### Problem description
Every line that contains the word "text" should be copied out.

### Available data
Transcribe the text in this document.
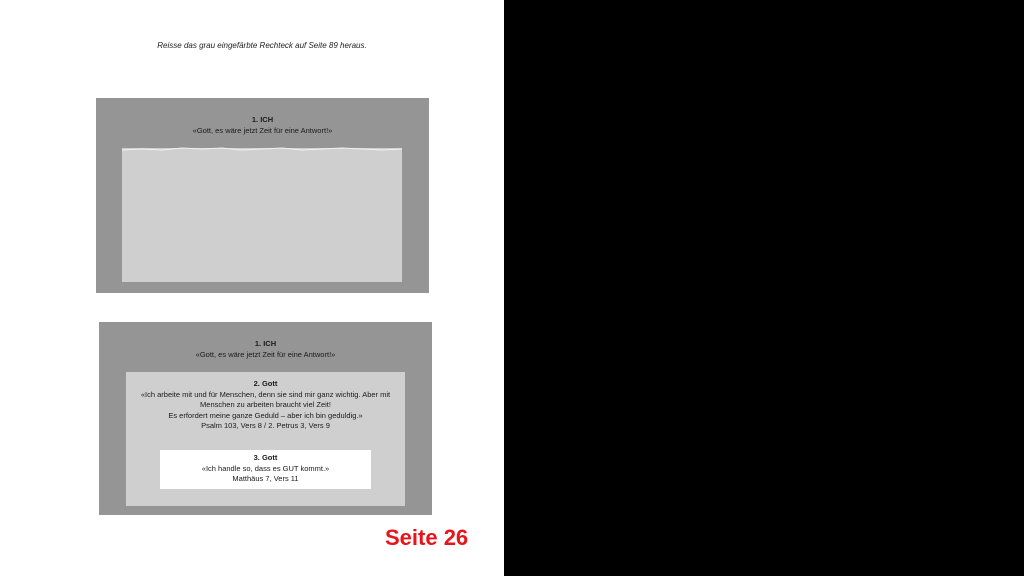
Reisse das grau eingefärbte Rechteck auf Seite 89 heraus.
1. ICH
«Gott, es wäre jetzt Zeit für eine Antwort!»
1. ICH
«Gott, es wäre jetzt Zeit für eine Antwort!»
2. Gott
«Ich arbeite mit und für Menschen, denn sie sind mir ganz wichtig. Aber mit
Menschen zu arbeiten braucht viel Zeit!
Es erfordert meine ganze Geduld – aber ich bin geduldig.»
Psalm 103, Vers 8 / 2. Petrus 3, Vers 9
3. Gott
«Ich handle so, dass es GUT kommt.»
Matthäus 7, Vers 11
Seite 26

--

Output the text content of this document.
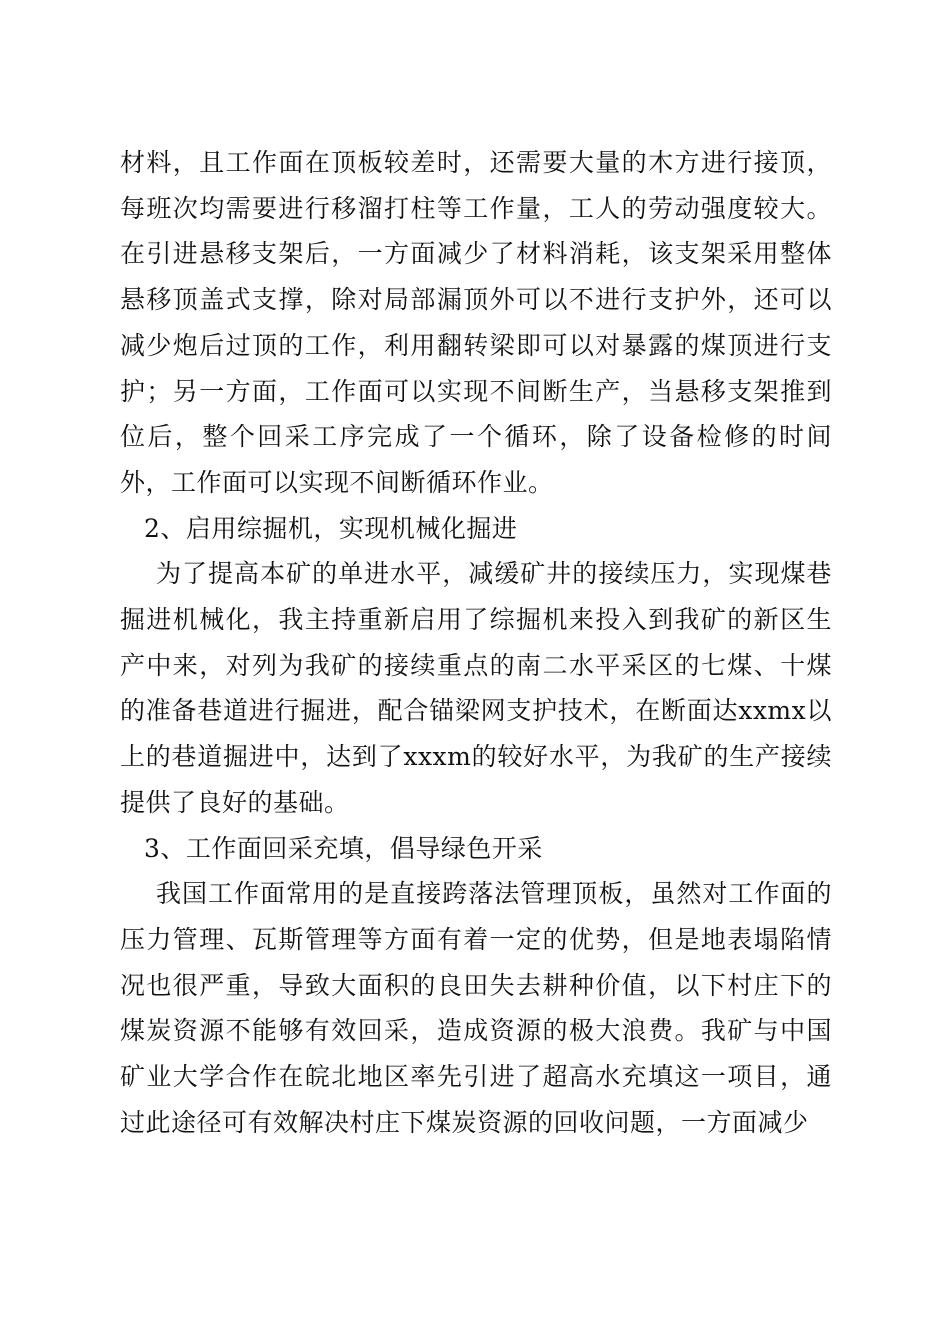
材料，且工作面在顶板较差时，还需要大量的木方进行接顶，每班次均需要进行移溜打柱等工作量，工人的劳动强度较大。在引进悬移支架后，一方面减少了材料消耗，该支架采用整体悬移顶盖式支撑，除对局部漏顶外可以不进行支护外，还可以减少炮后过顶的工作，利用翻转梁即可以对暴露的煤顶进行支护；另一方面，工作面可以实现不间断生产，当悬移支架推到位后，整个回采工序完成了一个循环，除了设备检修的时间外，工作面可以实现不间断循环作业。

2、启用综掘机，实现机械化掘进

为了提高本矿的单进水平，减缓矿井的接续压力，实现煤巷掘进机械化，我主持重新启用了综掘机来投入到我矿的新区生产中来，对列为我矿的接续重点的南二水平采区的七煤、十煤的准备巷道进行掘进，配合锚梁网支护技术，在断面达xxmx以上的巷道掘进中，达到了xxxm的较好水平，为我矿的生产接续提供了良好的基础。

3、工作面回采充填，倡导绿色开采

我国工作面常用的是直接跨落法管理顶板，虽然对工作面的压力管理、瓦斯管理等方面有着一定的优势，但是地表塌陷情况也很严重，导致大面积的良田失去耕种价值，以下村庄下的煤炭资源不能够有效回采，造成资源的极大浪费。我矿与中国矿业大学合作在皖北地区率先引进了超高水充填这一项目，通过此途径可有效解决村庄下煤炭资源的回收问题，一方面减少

### Response to this task
Transcribe the text in this document.
Output the text content of this document.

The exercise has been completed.